Data for this exercise:
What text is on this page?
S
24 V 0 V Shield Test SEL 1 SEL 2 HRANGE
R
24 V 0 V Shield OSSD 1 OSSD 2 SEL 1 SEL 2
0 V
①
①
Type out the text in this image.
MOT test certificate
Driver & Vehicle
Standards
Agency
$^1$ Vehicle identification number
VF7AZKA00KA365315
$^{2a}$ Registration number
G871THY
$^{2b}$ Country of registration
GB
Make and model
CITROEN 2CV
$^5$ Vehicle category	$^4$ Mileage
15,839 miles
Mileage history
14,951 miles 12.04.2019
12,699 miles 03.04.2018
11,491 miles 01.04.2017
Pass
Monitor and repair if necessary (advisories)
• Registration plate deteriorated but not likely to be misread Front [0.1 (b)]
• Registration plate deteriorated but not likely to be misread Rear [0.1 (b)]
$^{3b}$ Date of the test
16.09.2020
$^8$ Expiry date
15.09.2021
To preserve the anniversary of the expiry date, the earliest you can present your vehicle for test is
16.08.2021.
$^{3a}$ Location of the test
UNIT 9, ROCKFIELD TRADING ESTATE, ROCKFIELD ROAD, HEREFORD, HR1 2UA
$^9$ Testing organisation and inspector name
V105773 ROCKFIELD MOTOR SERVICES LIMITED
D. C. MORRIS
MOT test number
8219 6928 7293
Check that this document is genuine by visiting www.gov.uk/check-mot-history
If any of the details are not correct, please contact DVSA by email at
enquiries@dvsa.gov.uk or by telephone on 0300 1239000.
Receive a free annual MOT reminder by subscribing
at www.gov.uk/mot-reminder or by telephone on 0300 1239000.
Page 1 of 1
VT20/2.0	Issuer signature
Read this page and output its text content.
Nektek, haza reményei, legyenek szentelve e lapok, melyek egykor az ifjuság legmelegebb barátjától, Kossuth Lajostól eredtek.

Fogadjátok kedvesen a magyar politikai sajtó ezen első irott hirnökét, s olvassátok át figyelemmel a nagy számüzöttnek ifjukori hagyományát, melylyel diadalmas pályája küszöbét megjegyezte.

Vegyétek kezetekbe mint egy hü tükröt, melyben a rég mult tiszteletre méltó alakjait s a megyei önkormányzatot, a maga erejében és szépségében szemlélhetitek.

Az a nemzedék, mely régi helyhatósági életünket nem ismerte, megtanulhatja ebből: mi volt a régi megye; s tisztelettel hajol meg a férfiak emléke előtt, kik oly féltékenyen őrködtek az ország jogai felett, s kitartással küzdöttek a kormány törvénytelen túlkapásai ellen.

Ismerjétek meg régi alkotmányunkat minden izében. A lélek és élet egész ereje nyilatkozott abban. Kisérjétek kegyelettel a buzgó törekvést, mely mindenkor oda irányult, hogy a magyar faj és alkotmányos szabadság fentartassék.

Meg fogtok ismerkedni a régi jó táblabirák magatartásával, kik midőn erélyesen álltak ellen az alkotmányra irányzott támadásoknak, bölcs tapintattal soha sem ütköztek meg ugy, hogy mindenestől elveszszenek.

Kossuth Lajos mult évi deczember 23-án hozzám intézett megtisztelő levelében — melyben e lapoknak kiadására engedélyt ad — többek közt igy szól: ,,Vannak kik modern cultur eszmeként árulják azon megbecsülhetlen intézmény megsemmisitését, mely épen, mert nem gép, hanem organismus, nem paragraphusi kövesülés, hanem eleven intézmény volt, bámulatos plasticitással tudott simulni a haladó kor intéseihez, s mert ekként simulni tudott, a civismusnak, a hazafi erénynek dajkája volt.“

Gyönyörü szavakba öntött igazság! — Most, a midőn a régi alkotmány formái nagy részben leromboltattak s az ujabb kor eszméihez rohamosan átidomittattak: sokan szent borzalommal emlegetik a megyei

What this task involves: Identify the lines above that contain the word "reminder", then copy them.

Expected output:
Receive a free annual MOT reminder by subscribing
at www.gov.uk/mot-reminder or by telephone on 0300 1239000.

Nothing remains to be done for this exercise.